#### GIVEN TASK:
Note each line where "title" appears, and copy it.

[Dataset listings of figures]
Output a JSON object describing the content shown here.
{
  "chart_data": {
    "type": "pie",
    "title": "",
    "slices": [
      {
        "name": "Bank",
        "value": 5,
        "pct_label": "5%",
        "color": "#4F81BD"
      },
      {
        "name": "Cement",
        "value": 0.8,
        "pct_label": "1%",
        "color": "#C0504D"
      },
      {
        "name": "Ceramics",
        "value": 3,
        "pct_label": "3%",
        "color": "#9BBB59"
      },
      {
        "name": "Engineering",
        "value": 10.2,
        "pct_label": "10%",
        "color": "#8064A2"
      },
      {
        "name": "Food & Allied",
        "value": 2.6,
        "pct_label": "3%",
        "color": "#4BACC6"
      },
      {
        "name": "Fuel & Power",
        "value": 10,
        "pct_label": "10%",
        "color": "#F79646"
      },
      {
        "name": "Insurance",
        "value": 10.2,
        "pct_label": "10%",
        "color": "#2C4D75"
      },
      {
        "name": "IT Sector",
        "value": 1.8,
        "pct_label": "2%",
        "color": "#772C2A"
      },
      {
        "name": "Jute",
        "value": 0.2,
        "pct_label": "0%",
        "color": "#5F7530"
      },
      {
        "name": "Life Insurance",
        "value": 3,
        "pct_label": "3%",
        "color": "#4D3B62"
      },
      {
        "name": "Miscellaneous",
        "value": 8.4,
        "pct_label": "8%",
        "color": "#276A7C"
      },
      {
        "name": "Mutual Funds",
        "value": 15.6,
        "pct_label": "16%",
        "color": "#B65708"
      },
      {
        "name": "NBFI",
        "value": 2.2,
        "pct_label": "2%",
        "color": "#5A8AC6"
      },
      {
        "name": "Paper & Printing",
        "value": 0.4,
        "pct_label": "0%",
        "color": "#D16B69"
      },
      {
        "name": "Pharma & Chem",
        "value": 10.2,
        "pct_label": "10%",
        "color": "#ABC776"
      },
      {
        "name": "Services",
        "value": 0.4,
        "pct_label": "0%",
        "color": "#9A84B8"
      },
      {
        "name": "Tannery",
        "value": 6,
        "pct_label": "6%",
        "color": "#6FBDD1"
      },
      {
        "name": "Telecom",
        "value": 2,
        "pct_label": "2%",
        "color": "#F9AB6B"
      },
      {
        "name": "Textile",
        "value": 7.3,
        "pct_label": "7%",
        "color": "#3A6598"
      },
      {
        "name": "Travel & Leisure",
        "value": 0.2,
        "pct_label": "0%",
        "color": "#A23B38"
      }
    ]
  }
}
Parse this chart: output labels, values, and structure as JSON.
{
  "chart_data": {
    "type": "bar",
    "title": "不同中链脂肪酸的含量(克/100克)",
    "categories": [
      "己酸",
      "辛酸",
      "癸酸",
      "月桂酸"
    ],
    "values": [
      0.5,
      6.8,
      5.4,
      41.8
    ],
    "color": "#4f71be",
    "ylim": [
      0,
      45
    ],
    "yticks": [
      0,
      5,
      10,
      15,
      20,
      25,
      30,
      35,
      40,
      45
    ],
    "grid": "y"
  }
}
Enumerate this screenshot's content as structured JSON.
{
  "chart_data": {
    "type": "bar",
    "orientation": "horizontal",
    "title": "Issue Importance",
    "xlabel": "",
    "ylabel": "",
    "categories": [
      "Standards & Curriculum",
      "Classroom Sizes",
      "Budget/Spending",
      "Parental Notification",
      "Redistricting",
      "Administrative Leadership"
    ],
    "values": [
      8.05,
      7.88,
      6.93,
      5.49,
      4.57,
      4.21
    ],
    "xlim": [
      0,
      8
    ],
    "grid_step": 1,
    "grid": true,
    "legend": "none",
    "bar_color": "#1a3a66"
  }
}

#### IN RESPONSE:
    "title": "",
    "title": "不同中链脂肪酸的含量(克/100克)",
    "title": "Issue Importance",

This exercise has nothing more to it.